→ **Data for the task**
<<<<

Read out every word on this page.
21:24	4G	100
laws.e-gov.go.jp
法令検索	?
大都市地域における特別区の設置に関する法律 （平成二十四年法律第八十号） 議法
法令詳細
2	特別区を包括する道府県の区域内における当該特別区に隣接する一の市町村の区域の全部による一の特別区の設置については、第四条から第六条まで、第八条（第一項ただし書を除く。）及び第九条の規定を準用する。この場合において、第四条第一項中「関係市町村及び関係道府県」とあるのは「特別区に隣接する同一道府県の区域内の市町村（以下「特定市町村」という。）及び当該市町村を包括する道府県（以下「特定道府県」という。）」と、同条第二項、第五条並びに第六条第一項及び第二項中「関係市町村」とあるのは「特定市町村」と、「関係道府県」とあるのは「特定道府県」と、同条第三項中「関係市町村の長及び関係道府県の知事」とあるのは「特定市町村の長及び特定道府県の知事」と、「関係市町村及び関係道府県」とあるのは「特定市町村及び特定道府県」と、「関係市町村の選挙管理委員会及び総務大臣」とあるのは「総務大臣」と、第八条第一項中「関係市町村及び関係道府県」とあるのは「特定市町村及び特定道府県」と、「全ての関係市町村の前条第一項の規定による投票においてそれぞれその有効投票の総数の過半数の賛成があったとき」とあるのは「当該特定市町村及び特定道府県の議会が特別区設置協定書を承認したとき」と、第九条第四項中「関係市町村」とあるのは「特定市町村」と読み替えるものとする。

>>>>

→ **What is being asked**
Copy out the full listing exactly.

→ **The response**
Read out every word on this page.
21:24	4G	100
laws.e-gov.go.jp
法令検索	?
大都市地域における特別区の設置に関する法律 （平成二十四年法律第八十号） 議法
法令詳細
2	特別区を包括する道府県の区域内における当該特別区に隣接する一の市町村の区域の全部による一の特別区の設置については、第四条から第六条まで、第八条（第一項ただし書を除く。）及び第九条の規定を準用する。この場合において、第四条第一項中「関係市町村及び関係道府県」とあるのは「特別区に隣接する同一道府県の区域内の市町村（以下「特定市町村」という。）及び当該市町村を包括する道府県（以下「特定道府県」という。）」と、同条第二項、第五条並びに第六条第一項及び第二項中「関係市町村」とあるのは「特定市町村」と、「関係道府県」とあるのは「特定道府県」と、同条第三項中「関係市町村の長及び関係道府県の知事」とあるのは「特定市町村の長及び特定道府県の知事」と、「関係市町村及び関係道府県」とあるのは「特定市町村及び特定道府県」と、「関係市町村の選挙管理委員会及び総務大臣」とあるのは「総務大臣」と、第八条第一項中「関係市町村及び関係道府県」とあるのは「特定市町村及び特定道府県」と、「全ての関係市町村の前条第一項の規定による投票においてそれぞれその有効投票の総数の過半数の賛成があったとき」とあるのは「当該特定市町村及び特定道府県の議会が特別区設置協定書を承認したとき」と、第九条第四項中「関係市町村」とあるのは「特定市町村」と読み替えるものとする。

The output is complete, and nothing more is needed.